* [Görev A]
Suriye metninde "2024 sonunda Esed rejiminin yıkılmasıyla" diye başlayan paragrafı, temel bilgilerini koruyarak madde madde yeniden yazın.
* [Görev B]
Suriye metninin devamını lütfen son cümlenin ardından başlayarak yazın.

━━━━━ Sunulan metin ━━━━━

Devrim sonrası Şam yönetimi iç riskleri yönetilebilir görse de, SDG/YPG’nin tutumu ile İsrail ve ABD’nin değişen politikaları merkezi otoritenin güçlenme sürecini zora sokuyor.
Eklenme: 27.11.2025 15:43:42 | Güncelleme: 27.11.2025 17:37:47Son 15 yılda Orta Doğu’yu etkisi altına alan çatışmalar, bölgesel düzeyde merkezi yönetimlerin zayıfladığı ve silahlı devlet dışı aktörlerin güç kazandığı bir tablo ortaya çıkardı. Arap Baharı sonrasında kendini gösteren temel eğilim, çöken devlet yapılarının yeniden kurulması ve silahlı grupların tasfiye edilmesi oldu.
Bu süreçte Suriye, bölgesel etkileri bakımından en çarpıcı örneklerden biri haline geldi. İç savaş boyunca Şam’ın otoritesinin zayıflaması, dış aktörler tarafından desteklenen milis yapıların ve PKK ile El-Kaide gibi terör örgütlerinin alan kazanmasına zemin hazırladı.
2024 sonunda Esed rejiminin yıkılmasıyla birlikte bölgesel aktörlerde “merkezi otoriteyi yeniden inşa etme” eğilimi güçlendi. Yeni yönetim, İran destekli milisleri tasfiye etmiş; muhalif askeri yapılar ise devlet güvenlik kurumlarına dahil edilmişti. Ancak bu sürecin dışında kalan tek yapı terör örgütü SDG/YPG oldu.
10 Mart 2025’te Şam ile SDG/YPG arasında imzalanan mutabakat, örgütün yıl sonuna kadar devlete entegre olmasını öngörüyordu. Bu entegrasyon; YPG’nin Savunma Bakanlığı’na bağlanması, sınır kapıları ile yerel idarenin kontrolünün yeniden merkezi yönetime devredilmesi gibi kritik başlıkları içeriyordu.

━━━━━ Kayıtlar ━━━━━

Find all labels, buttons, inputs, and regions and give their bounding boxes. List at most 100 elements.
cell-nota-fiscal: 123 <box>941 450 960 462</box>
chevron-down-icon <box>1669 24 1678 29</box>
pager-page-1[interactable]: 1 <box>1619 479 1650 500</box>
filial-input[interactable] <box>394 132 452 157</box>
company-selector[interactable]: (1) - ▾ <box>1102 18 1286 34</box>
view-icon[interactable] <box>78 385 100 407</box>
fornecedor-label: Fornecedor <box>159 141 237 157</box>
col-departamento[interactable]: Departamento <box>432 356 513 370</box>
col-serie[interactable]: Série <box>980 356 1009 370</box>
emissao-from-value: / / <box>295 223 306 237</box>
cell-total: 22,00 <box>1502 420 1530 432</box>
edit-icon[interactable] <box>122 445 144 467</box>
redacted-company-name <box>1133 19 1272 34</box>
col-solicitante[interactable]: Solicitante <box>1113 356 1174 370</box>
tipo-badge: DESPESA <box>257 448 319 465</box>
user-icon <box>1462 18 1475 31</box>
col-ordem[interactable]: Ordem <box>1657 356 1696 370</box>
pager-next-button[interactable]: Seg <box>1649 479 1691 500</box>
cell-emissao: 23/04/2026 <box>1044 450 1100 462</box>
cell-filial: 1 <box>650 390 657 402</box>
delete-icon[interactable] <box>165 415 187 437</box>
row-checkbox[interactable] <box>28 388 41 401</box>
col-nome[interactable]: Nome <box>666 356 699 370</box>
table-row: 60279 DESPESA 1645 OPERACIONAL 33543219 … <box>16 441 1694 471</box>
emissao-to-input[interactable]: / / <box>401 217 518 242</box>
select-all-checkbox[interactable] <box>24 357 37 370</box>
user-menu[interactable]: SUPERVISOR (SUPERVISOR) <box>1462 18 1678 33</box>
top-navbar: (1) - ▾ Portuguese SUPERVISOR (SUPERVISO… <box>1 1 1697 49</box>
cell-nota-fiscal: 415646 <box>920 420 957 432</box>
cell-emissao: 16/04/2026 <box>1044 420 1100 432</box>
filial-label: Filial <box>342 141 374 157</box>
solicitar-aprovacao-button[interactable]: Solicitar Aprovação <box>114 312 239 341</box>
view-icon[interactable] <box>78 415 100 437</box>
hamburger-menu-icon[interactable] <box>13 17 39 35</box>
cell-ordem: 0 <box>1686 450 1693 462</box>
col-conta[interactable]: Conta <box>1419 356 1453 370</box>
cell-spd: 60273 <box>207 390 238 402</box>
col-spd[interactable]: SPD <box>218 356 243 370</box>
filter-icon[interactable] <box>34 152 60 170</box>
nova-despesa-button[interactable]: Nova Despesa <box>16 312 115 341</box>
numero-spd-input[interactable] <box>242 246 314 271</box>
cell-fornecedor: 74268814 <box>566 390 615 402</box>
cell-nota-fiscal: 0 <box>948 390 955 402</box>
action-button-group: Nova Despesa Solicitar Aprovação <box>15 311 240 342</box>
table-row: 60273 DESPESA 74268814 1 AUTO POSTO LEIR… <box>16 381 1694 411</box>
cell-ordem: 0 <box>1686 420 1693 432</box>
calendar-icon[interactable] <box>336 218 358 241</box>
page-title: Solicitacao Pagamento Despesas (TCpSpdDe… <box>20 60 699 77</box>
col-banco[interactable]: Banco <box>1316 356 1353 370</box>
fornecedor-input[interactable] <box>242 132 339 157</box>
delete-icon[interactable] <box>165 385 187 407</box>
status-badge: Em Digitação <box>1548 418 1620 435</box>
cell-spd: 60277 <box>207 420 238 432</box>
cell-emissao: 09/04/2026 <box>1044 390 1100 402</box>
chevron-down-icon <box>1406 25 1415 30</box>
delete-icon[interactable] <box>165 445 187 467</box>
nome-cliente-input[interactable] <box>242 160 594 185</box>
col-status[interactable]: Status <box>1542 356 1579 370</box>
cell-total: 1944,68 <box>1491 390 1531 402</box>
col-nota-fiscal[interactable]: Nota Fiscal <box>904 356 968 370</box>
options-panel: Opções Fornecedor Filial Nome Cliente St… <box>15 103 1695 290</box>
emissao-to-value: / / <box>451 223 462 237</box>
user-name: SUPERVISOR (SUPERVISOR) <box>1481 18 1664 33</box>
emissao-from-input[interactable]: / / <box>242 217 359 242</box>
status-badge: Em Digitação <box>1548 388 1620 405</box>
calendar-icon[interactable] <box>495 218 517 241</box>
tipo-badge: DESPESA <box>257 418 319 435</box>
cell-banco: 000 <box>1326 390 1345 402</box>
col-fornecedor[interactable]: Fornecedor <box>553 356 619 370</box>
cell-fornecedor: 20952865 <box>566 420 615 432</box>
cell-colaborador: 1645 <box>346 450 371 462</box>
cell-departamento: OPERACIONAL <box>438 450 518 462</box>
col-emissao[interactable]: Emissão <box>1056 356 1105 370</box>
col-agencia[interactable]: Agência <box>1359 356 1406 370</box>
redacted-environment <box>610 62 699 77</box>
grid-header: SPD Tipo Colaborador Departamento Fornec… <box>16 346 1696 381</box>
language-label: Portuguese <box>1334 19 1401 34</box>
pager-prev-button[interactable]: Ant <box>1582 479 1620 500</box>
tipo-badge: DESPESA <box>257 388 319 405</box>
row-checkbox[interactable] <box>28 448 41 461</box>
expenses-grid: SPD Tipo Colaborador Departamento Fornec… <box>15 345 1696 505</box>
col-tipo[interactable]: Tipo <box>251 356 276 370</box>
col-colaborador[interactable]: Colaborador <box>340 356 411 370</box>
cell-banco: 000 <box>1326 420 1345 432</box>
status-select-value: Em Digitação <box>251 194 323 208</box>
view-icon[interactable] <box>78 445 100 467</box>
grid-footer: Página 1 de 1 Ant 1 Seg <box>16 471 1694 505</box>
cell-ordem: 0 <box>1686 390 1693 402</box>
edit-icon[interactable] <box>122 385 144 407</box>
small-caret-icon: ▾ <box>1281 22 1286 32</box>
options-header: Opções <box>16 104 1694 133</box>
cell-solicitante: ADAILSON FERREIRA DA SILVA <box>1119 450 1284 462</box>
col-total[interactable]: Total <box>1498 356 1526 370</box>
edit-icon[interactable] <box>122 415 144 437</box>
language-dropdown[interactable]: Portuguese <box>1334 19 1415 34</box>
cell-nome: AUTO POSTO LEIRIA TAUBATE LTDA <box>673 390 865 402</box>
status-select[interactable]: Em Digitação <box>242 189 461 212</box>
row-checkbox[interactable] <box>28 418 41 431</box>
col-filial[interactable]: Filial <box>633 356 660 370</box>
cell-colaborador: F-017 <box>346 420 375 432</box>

━━━━━

* [Görev çıktısı A]
- 2024 sonunda Esed rejiminin yıkılmasıyla bölgesel aktörlerde merkezi otoriteyi yeniden inşa etme eğilimi güçlendi.
- Yeni yönetim, İran destekli milisleri tasfiye etti.
- Muhalif askeri yapılar devlet güvenlik kurumlarına dahil edildi.
- Bu sürecin dışında kalan tek yapı terör örgütü SDG/YPG oldu.

* [Görev çıktısı B]
Ancak taraflar süreci farklı yorumladı. Şam, SDG bileşenlerinin bireysel ve koşulsuz katılımını savunurken; SDG/YPG mevcut örgütsel yapısını koruyarak “ordu içinde otonom bir güç” olmayı istedi. Bu talep, devlet içinde “paralel bir ordu” oluşturma anlamına geldiği için kabul edilmedi ve müzakereler durdu.
SDG/YPG ise bu süreçte zaman kazanarak bölgesel gelişmelerin kendi lehlerine dönmesini beklemeye başladı. Bu fırsat İsrail’in müdahalesiyle ortaya çıktı.
İsrail uzun süredir Suriye’de zayıf bir merkezi otoriteyi ve etnik temelli federal bir yapıyı destekliyordu.
8 Aralık devriminden sonra Şam’ın askeri altyapısını hedef alan saldırılarını artıran İsrail, temmuz ayında Süveyda’daki Dürzi–Bedevi çatışmasına doğrudan müdahil oldu. Şehre girmek isteyen hükümet güçlerini engelledi ve Şam’da kritik noktaları hedef aldı.
Bu müdahale Süveyda’da fiili bir otonom yapının ortaya çıkmasına yol açtı. SDG/YPG açısından bu durum, kendi taleplerine benzer bir “örnek model” olarak görüldü.
İsrail ayrıca Şam’ın operasyon kabiliyetini sınırladı ve bu durum ABD’nin politikalarında da değişime neden oldu. ABD, ilk kez “federalizme yakın modellerin de tartışılabileceğini” dile getirdi. Bu yaklaşım SDG/YPG’nin maksimalist taleplerinden geri adım atmamasını sağladı.

Washington yönetimi taraflara arabuluculuk etmeye çalışırken, Şam’ın kasım ayında gerçekleştirdiği Washington ziyareti kritik bir dönemeç oldu. Görüşmelerden sonra açıklama yapılmadı ancak SDG/YPG meselesinin gündemin merkezinde olduğu biliniyor.
ABD, Suriye üzerindeki yaptırımları bir koz olarak kullanıyor. Buna rağmen şu sorular önemini koruyor:
ABD’nin Şam ile ilişkilerinin gelişmesi SDG/YPG karşısında merkezi yönetimi mi güçlendirecek?
Yoksa ABD bu ilişkiyi SDG/YPG’nin federatif taleplerini kabul ettirmek için bir baskı aracı olarak mı kullanacak?
Mazlum Abdi’nin IKBY’de “merkezi sisteme geri dönüşe izin vermeyeceklerini” vurgulaması, örgütün pozisyonunda bir değişim olmadığını ortaya koydu.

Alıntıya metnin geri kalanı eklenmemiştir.